:: WRITTEN REQUEST ::
Can you convert the lines below into a JSON list of strings, one string per line, with blank lines and the pictures left out?

** Start EXTRACTED MATERIAL **

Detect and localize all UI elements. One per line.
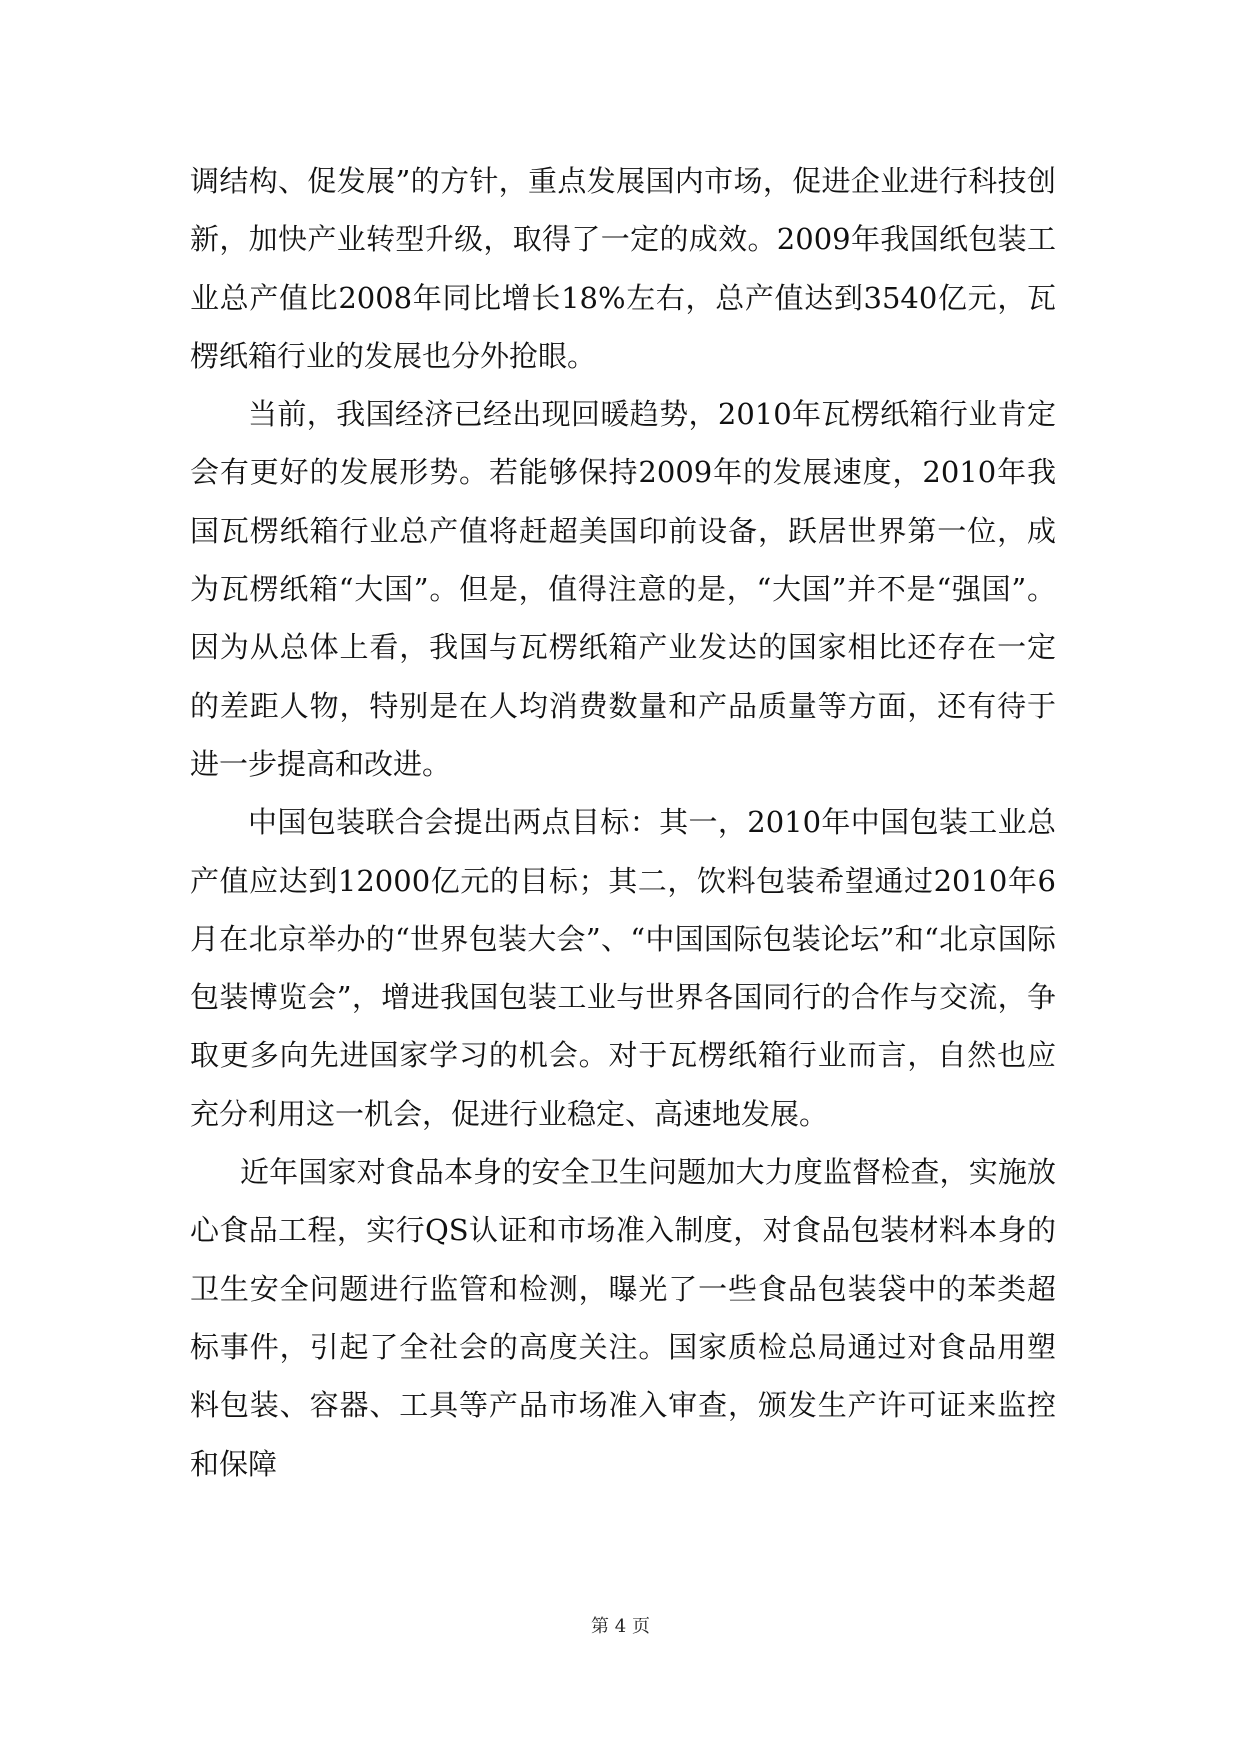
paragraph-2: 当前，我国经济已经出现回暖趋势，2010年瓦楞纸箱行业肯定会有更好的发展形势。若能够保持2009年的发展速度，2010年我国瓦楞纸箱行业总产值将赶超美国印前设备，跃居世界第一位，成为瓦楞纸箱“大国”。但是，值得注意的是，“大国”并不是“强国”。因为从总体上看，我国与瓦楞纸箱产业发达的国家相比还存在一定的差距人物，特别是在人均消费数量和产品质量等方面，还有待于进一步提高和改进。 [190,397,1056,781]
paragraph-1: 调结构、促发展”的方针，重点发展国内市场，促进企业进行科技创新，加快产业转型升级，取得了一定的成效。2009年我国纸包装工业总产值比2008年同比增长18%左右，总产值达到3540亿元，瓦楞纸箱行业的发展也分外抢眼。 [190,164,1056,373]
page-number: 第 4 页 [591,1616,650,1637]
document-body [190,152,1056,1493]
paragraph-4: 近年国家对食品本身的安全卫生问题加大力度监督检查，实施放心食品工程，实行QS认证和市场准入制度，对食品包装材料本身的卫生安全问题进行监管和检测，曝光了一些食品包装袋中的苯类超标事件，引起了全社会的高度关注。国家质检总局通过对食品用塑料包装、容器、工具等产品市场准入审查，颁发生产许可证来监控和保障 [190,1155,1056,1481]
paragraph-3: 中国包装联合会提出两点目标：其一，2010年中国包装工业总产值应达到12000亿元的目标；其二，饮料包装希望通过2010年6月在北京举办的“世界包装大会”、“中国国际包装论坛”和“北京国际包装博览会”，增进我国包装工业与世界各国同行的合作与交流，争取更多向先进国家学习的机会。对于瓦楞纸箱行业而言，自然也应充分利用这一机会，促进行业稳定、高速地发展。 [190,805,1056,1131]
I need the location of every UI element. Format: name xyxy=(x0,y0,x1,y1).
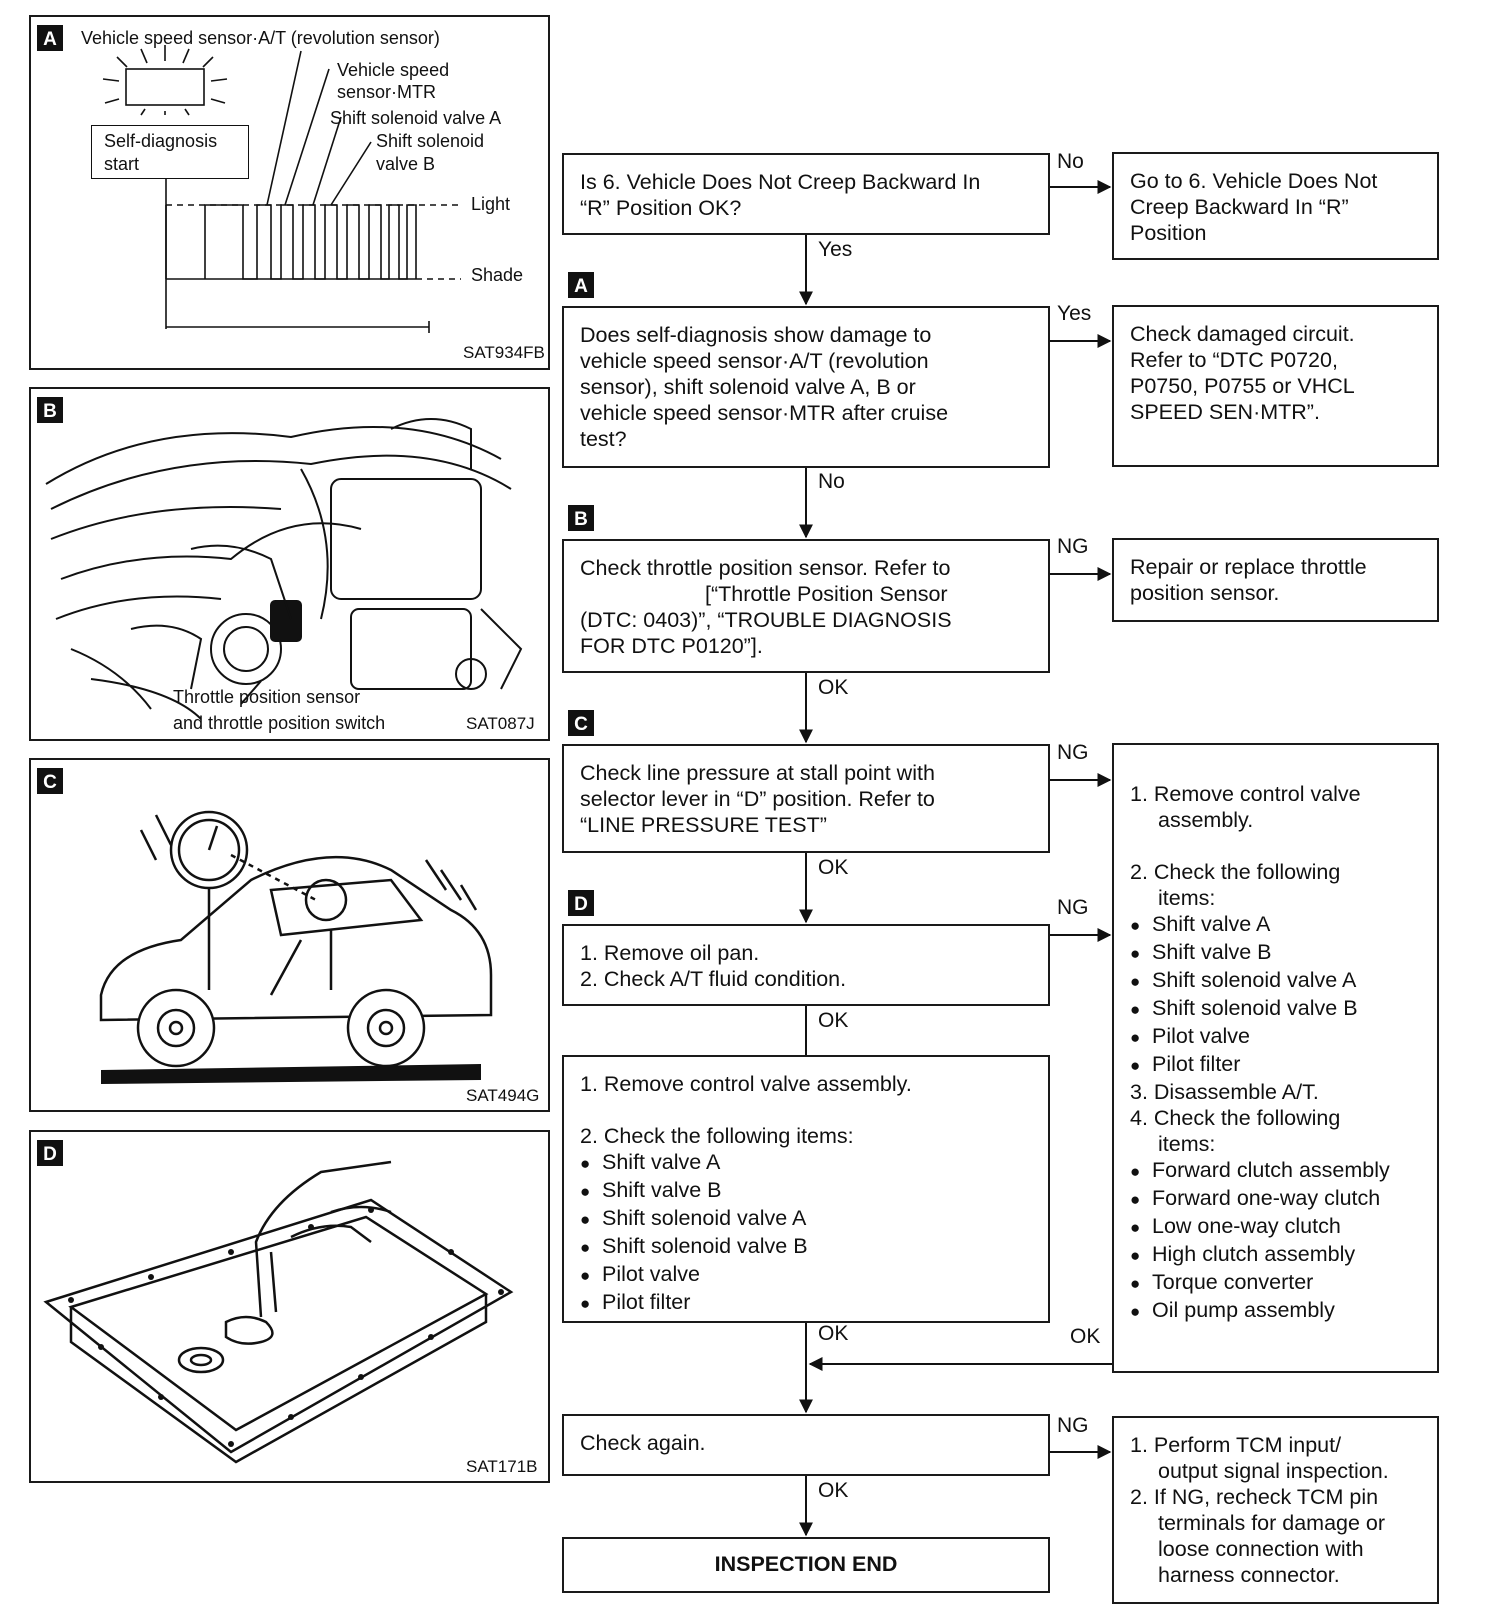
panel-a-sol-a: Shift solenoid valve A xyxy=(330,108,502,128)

** End EXTRACTED MATERIAL **

:: TASK SOLUTION ::
[
  "Detect and localize all UI elements. One per line.",
  "paragraph-2: 当前，我国经济已经出现回暖趋势，2010年瓦楞纸箱行业肯定会有更好的发展形势。若能够保持2009年的发展速度，2010年我国瓦楞纸箱行业总产值将赶超美国印前设备，跃居世界第一位，成为瓦楞纸箱“大国”。但是，值得注意的是，“大国”并不是“强国”。因为从总体上看，我国与瓦楞纸箱产业发达的国家相比还存在一定的差距人物，特别是在人均消费数量和产品质量等方面，还有待于进一步提高和改进。 [190,397,1056,781]",
  "paragraph-1: 调结构、促发展”的方针，重点发展国内市场，促进企业进行科技创新，加快产业转型升级，取得了一定的成效。2009年我国纸包装工业总产值比2008年同比增长18%左右，总产值达到3540亿元，瓦楞纸箱行业的发展也分外抢眼。 [190,164,1056,373]",
  "page-number: 第 4 页 [591,1616,650,1637]",
  "document-body [190,152,1056,1493]",
  "paragraph-4: 近年国家对食品本身的安全卫生问题加大力度监督检查，实施放心食品工程，实行QS认证和市场准入制度，对食品包装材料本身的卫生安全问题进行监管和检测，曝光了一些食品包装袋中的苯类超标事件，引起了全社会的高度关注。国家质检总局通过对食品用塑料包装、容器、工具等产品市场准入审查，颁发生产许可证来监控和保障 [190,1155,1056,1481]",
  "paragraph-3: 中国包装联合会提出两点目标：其一，2010年中国包装工业总产值应达到12000亿元的目标；其二，饮料包装希望通过2010年6月在北京举办的“世界包装大会”、“中国国际包装论坛”和“北京国际包装博览会”，增进我国包装工业与世界各国同行的合作与交流，争取更多向先进国家学习的机会。对于瓦楞纸箱行业而言，自然也应充分利用这一机会，促进行业稳定、高速地发展。 [190,805,1056,1131]",
  "I need the location of every UI element. Format: name xyxy=(x0,y0,x1,y1).",
  "panel-a-sol-a: Shift solenoid valve A xyxy=(330,108,502,128)"
]